● PROBLEM: Find the lines containing "JSON" and say how many there are, with no other words.

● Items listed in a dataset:
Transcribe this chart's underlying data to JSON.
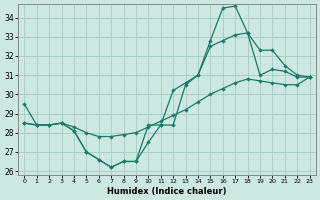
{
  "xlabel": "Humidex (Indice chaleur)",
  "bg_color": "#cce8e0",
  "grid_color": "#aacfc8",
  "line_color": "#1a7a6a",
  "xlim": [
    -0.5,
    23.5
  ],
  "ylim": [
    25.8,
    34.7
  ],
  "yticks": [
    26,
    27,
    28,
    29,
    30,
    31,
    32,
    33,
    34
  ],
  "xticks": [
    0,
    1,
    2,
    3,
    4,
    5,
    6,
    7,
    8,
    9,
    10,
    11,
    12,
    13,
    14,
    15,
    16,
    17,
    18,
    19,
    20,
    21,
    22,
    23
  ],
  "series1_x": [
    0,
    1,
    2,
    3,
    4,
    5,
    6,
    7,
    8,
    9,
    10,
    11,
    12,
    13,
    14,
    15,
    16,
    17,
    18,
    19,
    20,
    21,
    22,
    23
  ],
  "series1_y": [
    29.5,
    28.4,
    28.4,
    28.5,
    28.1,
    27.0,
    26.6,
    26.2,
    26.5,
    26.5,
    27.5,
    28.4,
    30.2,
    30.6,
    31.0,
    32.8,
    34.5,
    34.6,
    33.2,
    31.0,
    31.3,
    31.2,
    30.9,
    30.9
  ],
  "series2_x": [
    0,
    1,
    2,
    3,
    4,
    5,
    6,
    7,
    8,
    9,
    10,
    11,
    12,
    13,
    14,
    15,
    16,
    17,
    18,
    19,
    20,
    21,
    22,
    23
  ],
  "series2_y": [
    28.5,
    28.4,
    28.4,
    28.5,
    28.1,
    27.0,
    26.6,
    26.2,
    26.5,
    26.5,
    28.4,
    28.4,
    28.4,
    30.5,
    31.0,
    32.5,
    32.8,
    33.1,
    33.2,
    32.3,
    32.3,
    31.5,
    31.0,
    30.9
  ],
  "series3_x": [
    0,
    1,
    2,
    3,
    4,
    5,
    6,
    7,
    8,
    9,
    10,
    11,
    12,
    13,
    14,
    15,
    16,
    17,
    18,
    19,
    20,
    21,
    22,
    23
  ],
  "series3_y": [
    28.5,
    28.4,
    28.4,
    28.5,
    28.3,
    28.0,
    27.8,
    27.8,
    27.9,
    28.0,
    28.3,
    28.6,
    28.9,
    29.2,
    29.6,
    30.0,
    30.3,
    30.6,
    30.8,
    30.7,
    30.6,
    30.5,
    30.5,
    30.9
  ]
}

* * *

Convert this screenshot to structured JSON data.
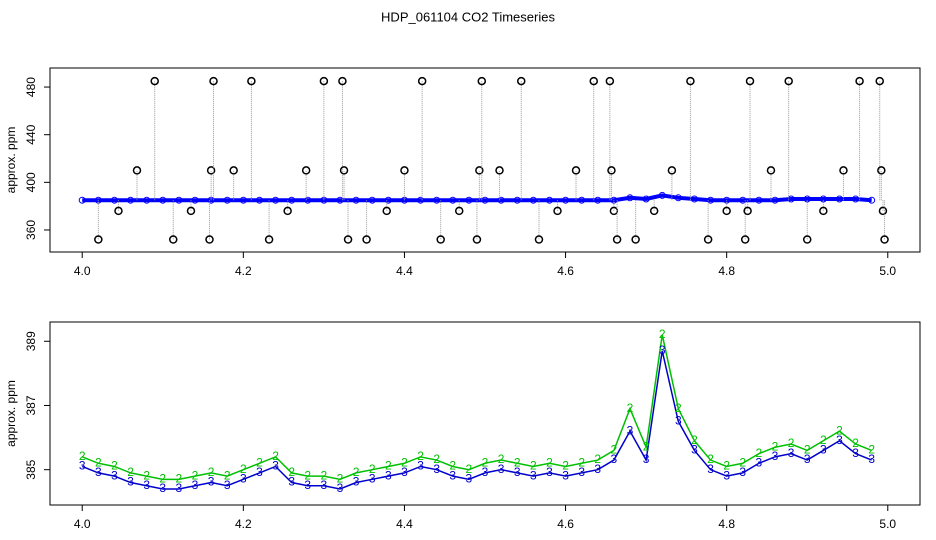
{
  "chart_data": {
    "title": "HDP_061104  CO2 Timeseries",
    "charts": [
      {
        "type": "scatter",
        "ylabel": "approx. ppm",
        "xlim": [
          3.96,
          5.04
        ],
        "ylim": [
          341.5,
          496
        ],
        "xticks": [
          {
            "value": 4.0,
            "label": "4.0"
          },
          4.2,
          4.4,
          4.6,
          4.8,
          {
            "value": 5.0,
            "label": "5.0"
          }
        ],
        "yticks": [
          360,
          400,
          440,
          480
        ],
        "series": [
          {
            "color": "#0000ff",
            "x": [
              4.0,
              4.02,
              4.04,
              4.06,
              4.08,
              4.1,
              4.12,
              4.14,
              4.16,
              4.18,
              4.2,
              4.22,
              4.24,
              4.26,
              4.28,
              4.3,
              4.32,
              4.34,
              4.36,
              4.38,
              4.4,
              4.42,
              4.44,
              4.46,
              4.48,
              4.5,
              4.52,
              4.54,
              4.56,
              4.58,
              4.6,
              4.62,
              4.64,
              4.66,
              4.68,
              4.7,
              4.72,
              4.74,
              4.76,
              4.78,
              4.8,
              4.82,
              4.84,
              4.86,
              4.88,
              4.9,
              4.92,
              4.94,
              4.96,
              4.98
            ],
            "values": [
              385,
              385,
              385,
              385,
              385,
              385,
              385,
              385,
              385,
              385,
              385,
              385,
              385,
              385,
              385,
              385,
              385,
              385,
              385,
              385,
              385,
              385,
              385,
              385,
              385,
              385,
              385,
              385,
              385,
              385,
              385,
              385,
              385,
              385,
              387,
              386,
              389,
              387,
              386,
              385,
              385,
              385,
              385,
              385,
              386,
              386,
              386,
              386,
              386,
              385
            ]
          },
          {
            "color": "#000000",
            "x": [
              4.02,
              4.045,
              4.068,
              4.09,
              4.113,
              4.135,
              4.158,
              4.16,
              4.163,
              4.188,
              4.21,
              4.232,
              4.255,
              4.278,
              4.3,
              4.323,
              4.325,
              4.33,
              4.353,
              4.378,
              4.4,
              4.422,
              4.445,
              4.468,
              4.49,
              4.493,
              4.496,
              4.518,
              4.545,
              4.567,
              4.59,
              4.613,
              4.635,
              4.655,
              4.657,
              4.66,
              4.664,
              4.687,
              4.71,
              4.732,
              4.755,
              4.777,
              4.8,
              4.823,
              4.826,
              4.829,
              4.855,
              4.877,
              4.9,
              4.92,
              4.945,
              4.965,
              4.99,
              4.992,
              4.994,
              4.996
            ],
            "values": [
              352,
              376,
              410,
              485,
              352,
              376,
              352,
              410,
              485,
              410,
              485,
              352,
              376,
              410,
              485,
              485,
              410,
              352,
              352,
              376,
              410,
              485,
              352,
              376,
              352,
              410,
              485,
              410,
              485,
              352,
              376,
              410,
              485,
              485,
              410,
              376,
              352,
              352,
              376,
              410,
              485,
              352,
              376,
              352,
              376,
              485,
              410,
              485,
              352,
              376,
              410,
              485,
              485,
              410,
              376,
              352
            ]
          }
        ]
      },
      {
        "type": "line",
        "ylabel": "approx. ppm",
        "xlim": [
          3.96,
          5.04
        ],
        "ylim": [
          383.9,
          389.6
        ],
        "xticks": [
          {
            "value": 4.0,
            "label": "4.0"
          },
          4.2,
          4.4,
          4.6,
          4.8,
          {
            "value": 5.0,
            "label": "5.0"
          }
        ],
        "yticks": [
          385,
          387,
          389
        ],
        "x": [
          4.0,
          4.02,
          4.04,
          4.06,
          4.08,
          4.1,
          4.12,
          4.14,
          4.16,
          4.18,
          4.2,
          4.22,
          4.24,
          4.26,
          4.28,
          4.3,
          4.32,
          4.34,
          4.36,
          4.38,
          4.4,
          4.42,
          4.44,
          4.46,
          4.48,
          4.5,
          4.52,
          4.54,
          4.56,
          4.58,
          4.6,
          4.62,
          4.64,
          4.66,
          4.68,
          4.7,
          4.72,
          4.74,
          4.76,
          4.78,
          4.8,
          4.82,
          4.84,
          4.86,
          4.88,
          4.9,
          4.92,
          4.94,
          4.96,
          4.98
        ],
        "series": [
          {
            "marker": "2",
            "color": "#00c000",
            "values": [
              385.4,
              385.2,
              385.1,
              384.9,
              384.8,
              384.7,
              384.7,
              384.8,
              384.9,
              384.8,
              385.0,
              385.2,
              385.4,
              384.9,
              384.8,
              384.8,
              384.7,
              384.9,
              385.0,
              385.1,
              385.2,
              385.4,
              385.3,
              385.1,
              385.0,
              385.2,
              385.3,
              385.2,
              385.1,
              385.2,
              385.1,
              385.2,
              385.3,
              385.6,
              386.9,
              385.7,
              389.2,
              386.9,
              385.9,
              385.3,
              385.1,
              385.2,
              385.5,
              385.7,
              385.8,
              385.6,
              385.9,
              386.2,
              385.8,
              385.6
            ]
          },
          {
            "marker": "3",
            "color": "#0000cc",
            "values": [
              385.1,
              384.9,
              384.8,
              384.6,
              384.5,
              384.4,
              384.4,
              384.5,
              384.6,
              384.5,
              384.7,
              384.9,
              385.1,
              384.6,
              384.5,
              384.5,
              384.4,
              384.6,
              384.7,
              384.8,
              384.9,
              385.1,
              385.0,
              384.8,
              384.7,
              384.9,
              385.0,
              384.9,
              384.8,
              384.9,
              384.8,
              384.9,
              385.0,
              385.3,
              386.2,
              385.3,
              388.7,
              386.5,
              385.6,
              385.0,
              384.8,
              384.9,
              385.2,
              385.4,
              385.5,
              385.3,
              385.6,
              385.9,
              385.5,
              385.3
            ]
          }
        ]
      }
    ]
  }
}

● TASK ANSWER: 2